* **EXERCICE COURT A**:
Dans le texte sur la politique de Gorbatchev, quelle fonction Christian Céleste a-t-il occupée auparavant ?

......

Impacts de la politique de Michaël Gorbatchev dans le monde

Michaël Sergueïevitch Gorbatchev est né le 2 mars 1931 à Privolnoïe et décédé le 30 août 2022 à Moscou. Il a été le dernier Secrétaire général du Parti Communiste de l’URSS et le dernier président de l’Etat Soviétique. A la suite de son décès, nous avons voulu connaître le point de vue de Christian Céleste, ancien Secrétaire général du Parti Communiste Guadeloupéen, sur l’impact qu’a pu avoir sa gouvernance politique, dans le monde.

Quels impacts a eu la politique de Michaël Gorbatchev sur le mouvement communiste international ?
Christian Céleste : J’étais en URSS lorsque Michaël Gorbatchev est arrivé au pouvoir en Union Sovié-tique. C’était une période marquée par des débats passionnants et une très forte mobilisation idéologique à l’institut de sciences politiques où je me trouvais.

......

* **EXERCICE COURT B**:
Recopiez à l'identique les enregistrements, depuis leur début jusqu'à la ligne contenant "t-cell-label: T cell", celle-ci comprise.

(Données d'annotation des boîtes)

......

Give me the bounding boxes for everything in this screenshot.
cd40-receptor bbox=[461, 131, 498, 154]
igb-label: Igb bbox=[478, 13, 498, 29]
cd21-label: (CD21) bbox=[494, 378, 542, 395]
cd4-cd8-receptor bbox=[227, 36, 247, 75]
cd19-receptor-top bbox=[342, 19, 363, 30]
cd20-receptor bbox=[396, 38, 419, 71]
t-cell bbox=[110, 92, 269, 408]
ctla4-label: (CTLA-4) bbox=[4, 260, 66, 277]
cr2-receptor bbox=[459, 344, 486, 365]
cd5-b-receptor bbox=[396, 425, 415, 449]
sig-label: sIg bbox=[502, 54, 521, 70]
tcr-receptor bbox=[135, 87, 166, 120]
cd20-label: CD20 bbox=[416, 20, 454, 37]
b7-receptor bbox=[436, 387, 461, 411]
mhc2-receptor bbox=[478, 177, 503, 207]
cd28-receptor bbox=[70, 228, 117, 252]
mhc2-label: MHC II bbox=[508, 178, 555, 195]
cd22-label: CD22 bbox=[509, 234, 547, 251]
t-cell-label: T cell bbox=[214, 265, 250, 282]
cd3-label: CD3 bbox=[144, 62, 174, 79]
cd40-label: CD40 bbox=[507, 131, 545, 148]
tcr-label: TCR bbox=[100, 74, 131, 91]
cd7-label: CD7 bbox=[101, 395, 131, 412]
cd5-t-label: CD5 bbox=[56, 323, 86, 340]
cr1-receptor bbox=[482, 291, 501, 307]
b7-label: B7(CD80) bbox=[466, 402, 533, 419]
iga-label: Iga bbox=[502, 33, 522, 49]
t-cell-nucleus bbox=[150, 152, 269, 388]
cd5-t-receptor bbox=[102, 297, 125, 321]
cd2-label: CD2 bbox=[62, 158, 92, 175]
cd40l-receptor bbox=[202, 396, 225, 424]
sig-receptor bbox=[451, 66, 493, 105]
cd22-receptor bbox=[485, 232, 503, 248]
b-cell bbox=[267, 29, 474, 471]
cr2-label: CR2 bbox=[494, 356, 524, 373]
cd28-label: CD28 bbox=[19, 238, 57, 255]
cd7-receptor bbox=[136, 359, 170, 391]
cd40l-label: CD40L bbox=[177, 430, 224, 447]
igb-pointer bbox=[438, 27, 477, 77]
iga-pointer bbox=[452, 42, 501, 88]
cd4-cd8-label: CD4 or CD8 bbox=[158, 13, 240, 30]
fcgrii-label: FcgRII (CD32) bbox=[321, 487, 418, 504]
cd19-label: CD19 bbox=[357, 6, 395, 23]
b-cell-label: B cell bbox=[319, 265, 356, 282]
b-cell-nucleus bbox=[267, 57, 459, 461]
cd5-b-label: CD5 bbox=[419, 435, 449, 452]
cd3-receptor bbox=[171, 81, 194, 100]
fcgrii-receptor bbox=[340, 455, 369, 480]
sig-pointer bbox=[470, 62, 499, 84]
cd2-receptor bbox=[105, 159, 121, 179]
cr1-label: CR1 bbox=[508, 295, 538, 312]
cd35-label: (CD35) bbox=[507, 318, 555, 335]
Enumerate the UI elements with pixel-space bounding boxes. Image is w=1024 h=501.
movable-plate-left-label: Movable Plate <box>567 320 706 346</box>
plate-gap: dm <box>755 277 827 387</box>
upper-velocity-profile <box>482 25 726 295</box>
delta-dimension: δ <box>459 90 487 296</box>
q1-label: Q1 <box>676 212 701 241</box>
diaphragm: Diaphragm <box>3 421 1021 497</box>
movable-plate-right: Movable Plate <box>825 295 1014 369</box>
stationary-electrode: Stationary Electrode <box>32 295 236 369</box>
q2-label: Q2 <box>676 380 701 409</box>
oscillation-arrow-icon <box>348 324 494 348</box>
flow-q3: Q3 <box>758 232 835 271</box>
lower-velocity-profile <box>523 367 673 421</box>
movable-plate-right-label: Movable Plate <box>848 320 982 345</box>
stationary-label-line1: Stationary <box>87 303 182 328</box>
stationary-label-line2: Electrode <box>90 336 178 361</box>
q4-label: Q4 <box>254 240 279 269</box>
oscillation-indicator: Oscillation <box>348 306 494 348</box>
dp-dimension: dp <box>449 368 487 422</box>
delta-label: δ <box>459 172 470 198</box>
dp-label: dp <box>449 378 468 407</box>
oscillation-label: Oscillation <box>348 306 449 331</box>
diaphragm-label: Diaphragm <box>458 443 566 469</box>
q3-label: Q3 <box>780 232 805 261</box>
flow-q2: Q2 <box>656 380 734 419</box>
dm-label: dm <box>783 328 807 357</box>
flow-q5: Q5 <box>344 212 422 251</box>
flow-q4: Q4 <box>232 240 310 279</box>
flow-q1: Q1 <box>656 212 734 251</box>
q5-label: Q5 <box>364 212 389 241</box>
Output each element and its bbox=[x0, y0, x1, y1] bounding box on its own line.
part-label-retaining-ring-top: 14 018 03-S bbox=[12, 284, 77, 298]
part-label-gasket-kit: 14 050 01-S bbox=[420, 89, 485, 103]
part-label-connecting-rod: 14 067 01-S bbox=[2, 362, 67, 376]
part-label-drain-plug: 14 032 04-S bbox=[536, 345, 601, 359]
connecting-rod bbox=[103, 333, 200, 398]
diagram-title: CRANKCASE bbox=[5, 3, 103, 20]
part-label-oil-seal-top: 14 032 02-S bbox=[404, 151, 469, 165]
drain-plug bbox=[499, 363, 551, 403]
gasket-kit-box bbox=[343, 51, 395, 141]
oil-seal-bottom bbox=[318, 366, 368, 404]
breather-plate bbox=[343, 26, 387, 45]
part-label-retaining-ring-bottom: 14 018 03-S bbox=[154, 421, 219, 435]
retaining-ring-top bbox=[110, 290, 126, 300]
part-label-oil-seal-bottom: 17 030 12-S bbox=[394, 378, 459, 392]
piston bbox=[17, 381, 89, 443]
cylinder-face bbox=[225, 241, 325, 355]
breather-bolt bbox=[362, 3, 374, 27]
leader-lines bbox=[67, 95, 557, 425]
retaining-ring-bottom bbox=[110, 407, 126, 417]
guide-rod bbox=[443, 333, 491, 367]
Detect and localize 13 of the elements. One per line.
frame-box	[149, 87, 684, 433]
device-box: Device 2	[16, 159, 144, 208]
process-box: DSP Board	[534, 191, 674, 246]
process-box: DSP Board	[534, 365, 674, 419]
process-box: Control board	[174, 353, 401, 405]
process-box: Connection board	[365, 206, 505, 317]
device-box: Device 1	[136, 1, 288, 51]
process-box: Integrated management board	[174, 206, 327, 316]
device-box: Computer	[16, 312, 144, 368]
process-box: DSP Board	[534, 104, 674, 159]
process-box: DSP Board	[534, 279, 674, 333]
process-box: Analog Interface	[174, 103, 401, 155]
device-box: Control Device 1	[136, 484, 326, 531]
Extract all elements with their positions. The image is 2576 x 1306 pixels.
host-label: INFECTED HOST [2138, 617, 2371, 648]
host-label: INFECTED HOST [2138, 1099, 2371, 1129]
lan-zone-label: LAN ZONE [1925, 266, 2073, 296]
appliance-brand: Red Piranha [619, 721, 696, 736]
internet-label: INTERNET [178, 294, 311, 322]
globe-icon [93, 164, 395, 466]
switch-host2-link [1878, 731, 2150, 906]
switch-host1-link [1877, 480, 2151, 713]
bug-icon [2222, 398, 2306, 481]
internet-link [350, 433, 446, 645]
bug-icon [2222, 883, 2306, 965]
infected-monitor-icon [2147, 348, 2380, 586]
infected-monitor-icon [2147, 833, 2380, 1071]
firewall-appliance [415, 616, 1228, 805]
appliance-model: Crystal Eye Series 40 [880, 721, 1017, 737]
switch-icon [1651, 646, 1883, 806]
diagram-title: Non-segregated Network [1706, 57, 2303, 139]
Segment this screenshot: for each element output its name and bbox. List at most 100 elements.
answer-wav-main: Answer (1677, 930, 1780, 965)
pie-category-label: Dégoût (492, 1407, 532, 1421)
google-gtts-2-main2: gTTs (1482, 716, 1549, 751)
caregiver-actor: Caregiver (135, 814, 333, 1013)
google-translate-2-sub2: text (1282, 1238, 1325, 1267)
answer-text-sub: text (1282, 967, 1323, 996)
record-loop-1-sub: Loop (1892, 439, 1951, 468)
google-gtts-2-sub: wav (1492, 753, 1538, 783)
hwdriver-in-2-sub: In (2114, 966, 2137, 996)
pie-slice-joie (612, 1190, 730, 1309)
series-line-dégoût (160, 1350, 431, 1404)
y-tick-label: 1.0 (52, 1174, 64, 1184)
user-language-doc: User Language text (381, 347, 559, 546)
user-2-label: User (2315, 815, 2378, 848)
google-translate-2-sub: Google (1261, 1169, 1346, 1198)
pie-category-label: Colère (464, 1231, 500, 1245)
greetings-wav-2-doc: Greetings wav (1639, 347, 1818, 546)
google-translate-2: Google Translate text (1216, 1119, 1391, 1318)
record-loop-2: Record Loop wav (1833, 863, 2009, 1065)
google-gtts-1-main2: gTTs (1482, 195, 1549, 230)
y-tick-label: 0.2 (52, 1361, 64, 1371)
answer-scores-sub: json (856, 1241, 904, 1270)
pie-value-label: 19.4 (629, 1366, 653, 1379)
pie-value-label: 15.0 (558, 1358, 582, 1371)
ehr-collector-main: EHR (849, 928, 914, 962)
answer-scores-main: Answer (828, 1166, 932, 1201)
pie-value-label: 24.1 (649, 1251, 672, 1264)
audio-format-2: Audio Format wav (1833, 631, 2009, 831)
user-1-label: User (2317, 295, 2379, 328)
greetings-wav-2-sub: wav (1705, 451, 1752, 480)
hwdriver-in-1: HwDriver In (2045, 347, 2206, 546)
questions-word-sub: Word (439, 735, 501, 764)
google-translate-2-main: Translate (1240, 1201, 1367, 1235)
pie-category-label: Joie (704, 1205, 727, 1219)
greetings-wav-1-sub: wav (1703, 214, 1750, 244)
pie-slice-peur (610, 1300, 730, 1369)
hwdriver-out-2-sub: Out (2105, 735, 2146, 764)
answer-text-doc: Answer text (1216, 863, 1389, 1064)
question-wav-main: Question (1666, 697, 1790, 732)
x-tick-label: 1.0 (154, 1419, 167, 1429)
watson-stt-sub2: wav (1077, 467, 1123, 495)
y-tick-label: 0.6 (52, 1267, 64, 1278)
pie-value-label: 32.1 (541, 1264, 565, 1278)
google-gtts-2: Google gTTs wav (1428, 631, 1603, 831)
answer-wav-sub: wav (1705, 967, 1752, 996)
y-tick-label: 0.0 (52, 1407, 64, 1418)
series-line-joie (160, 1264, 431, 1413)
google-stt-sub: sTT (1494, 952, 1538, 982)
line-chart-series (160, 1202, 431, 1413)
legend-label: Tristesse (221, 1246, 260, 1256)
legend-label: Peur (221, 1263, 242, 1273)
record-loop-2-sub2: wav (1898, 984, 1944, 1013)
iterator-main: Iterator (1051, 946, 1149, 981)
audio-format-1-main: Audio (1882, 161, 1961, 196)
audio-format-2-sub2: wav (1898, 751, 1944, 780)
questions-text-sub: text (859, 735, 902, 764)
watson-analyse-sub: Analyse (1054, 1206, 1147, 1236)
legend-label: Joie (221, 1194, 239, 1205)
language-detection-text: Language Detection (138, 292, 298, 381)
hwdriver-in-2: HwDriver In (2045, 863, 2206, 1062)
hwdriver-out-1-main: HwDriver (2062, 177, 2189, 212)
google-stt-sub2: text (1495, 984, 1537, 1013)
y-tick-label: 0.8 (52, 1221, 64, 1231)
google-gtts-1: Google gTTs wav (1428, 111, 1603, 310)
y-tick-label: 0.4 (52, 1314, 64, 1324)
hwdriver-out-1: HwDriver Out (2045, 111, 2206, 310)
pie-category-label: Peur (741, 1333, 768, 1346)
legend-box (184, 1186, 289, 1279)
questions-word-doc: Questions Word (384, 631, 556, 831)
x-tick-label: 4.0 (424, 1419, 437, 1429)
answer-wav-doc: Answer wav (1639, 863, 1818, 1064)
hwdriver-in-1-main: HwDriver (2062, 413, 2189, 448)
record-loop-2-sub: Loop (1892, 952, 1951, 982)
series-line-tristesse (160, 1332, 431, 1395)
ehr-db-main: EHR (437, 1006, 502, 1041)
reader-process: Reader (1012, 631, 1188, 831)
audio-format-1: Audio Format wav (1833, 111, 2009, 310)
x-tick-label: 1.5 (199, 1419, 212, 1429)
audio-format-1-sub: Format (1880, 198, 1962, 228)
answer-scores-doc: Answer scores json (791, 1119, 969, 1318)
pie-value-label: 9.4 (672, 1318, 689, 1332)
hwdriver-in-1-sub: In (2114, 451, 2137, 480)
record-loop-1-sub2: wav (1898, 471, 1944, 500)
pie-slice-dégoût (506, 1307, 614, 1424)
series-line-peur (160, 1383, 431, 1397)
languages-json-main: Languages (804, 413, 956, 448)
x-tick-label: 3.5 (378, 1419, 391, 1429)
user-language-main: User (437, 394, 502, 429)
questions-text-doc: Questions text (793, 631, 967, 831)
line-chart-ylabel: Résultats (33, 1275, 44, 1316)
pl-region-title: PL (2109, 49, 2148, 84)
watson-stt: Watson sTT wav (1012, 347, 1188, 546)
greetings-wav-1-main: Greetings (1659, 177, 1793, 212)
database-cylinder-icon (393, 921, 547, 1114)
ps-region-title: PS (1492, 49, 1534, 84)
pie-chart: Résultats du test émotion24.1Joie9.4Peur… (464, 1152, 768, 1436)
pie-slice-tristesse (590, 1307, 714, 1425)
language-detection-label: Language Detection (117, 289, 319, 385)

......

* **RÉPONSE COMPLÈTE A**:
Il a été Secrétaire général du Parti Communiste Guadeloupéen.

* **RÉPONSE COMPLÈTE B**:
Give me the bounding boxes for everything in this screenshot.
cd40-receptor bbox=[461, 131, 498, 154]
igb-label: Igb bbox=[478, 13, 498, 29]
cd21-label: (CD21) bbox=[494, 378, 542, 395]
cd4-cd8-receptor bbox=[227, 36, 247, 75]
cd19-receptor-top bbox=[342, 19, 363, 30]
cd20-receptor bbox=[396, 38, 419, 71]
t-cell bbox=[110, 92, 269, 408]
ctla4-label: (CTLA-4) bbox=[4, 260, 66, 277]
cr2-receptor bbox=[459, 344, 486, 365]
cd5-b-receptor bbox=[396, 425, 415, 449]
sig-label: sIg bbox=[502, 54, 521, 70]
tcr-receptor bbox=[135, 87, 166, 120]
cd20-label: CD20 bbox=[416, 20, 454, 37]
b7-receptor bbox=[436, 387, 461, 411]
mhc2-receptor bbox=[478, 177, 503, 207]
cd28-receptor bbox=[70, 228, 117, 252]
mhc2-label: MHC II bbox=[508, 178, 555, 195]
cd22-label: CD22 bbox=[509, 234, 547, 251]
t-cell-label: T cell bbox=[214, 265, 250, 282]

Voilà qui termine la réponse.